__Tugas Latihan 1__: Menurut potongan dokumen tentang hukum otonom, pola penegakan hukum apa yang menjadi ciri khas dan kekuatan hukum otonom?
__Tugas Latihan 2__: Kembalikan tanpa perubahan bagian potongan dokumen tentang hukum otonom yang dimulai dengan "Memperhatikan pola-pola penegakan" dan berlanjut sampai "hukum otonom tersebut.".

__Potongan Dokumen__:
******************************

Memperhatikan pola-pola penegakan hukum yang dilakukan oleh pranata hukum sistem peradilan pidana di Indonesia, tergambar penerapan salah satu tipologi hukum gradasi menengah, yaitu pola-pola penegakan hukum prosedural yang memang menjadi ciri khas dan kekuatan hukum otonom (autonomous law).

Dengan gambaran seperti itu, penulis ingin melihat bagaimana tipologi hukum otonom ini dalam karakteristiknya serta bagaimana hukum otonom ini memberikan implikasi terhadap pranata hukum sistem peradilan pidana di Indonesia dalam etos dan gaya kerjanya.

Karateristik Hukum Otonom

Tentang pola penegakan hukum yang dilakukan oleh pranata hukum sistem peradilan pidana di Indonesia, ada baiknya,beberapa pandangan Philippe Nonet dan Philip Selznick tentang hukum otonom tersebut.

******************************

__Kumpulan Materi__:
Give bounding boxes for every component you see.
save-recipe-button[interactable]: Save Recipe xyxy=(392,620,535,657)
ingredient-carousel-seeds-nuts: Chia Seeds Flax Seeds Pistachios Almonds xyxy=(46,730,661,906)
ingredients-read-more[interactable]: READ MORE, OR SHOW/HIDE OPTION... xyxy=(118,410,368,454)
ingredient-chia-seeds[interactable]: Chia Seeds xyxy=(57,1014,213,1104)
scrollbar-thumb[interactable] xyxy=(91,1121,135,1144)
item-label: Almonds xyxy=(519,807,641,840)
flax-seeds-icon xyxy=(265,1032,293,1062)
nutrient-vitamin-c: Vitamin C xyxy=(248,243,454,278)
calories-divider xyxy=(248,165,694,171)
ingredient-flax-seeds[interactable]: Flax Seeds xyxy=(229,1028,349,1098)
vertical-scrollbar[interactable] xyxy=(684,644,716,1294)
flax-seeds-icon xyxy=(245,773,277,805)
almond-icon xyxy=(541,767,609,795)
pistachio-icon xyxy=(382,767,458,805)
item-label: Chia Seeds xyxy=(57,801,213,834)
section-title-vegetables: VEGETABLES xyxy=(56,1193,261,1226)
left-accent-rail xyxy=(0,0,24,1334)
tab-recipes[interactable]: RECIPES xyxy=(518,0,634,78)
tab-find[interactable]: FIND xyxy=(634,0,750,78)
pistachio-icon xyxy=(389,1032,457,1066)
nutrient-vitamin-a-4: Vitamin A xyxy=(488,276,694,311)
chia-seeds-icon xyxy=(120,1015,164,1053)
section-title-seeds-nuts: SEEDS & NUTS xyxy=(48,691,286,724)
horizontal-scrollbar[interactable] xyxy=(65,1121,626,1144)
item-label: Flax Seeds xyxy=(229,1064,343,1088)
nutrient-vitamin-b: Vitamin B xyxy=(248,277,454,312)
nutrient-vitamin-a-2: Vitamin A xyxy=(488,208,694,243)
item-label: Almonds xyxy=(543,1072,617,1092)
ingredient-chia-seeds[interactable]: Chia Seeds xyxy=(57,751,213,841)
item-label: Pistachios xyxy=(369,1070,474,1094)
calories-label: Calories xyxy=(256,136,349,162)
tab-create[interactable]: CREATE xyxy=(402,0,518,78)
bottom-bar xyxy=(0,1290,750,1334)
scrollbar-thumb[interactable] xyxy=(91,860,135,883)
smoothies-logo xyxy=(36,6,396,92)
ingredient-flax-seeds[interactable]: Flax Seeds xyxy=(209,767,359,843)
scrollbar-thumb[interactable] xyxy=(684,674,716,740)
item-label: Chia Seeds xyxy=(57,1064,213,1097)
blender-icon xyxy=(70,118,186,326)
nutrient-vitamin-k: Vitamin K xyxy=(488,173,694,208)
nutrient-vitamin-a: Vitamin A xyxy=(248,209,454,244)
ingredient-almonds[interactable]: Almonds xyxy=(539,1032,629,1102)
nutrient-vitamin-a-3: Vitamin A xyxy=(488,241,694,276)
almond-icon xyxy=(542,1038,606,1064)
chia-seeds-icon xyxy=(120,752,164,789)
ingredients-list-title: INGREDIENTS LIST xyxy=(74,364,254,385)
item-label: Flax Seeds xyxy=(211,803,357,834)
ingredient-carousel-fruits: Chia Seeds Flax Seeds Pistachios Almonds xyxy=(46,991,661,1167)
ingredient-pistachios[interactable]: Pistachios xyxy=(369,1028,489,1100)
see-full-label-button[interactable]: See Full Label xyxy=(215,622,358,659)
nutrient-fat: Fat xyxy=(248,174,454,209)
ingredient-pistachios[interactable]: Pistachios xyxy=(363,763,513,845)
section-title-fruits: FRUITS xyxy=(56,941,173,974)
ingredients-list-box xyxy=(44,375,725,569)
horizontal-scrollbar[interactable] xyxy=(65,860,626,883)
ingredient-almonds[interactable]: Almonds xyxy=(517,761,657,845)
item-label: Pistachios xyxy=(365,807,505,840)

******************************

__Jawaban Latihan 1__: Pola-pola penegakan hukum prosedural.

__Jawaban Latihan 2__:
Memperhatikan pola-pola penegakan hukum yang dilakukan oleh pranata hukum sistem peradilan pidana di Indonesia, tergambar penerapan salah satu tipologi hukum gradasi menengah, yaitu pola-pola penegakan hukum prosedural yang memang menjadi ciri khas dan kekuatan hukum otonom (autonomous law).

Dengan gambaran seperti itu, penulis ingin melihat bagaimana tipologi hukum otonom ini dalam karakteristiknya serta bagaimana hukum otonom ini memberikan implikasi terhadap pranata hukum sistem peradilan pidana di Indonesia dalam etos dan gaya kerjanya.

Karateristik Hukum Otonom

Tentang pola penegakan hukum yang dilakukan oleh pranata hukum sistem peradilan pidana di Indonesia, ada baiknya,beberapa pandangan Philippe Nonet dan Philip Selznick tentang hukum otonom tersebut.